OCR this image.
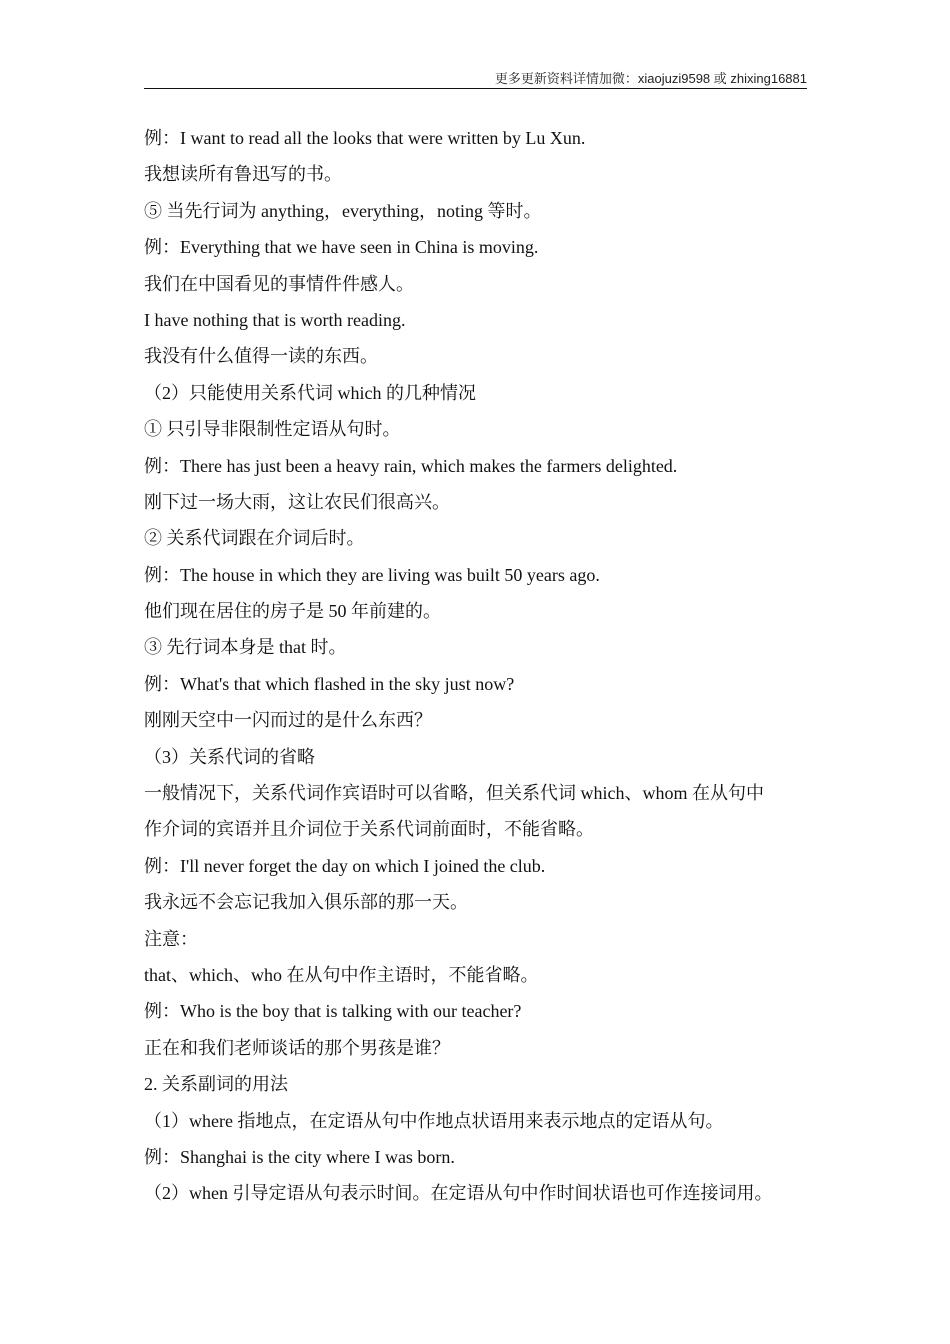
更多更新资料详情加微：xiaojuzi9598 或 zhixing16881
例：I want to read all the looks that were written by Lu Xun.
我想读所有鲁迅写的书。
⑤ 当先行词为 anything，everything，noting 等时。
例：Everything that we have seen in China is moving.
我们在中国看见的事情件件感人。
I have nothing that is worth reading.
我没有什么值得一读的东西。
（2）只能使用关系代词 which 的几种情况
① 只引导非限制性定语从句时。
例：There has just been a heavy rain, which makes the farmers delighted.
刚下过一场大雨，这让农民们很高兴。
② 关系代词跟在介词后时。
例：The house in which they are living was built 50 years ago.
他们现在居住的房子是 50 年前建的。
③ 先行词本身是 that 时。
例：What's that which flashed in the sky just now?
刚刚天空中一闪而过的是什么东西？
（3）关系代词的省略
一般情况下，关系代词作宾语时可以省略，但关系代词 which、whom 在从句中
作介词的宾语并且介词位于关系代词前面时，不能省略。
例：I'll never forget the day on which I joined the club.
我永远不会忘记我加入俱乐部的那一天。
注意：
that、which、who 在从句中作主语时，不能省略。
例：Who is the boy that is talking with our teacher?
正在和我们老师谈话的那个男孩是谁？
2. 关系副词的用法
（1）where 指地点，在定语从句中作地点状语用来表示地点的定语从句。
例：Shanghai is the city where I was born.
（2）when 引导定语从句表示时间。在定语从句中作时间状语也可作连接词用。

TASK DIRECTIONS - Copy the listing word for word, excluding its pictures.

ANSWER FOR THE TASK -
OCR this image.
更多更新资料详情加微：xiaojuzi9598 或 zhixing16881
例：I want to read all the looks that were written by Lu Xun.
我想读所有鲁迅写的书。
⑤ 当先行词为 anything，everything，noting 等时。
例：Everything that we have seen in China is moving.
我们在中国看见的事情件件感人。
I have nothing that is worth reading.
我没有什么值得一读的东西。
（2）只能使用关系代词 which 的几种情况
① 只引导非限制性定语从句时。
例：There has just been a heavy rain, which makes the farmers delighted.
刚下过一场大雨，这让农民们很高兴。
② 关系代词跟在介词后时。
例：The house in which they are living was built 50 years ago.
他们现在居住的房子是 50 年前建的。
③ 先行词本身是 that 时。
例：What's that which flashed in the sky just now?
刚刚天空中一闪而过的是什么东西？
（3）关系代词的省略
一般情况下，关系代词作宾语时可以省略，但关系代词 which、whom 在从句中
作介词的宾语并且介词位于关系代词前面时，不能省略。
例：I'll never forget the day on which I joined the club.
我永远不会忘记我加入俱乐部的那一天。
注意：
that、which、who 在从句中作主语时，不能省略。
例：Who is the boy that is talking with our teacher?
正在和我们老师谈话的那个男孩是谁？
2. 关系副词的用法
（1）where 指地点，在定语从句中作地点状语用来表示地点的定语从句。
例：Shanghai is the city where I was born.
（2）when 引导定语从句表示时间。在定语从句中作时间状语也可作连接词用。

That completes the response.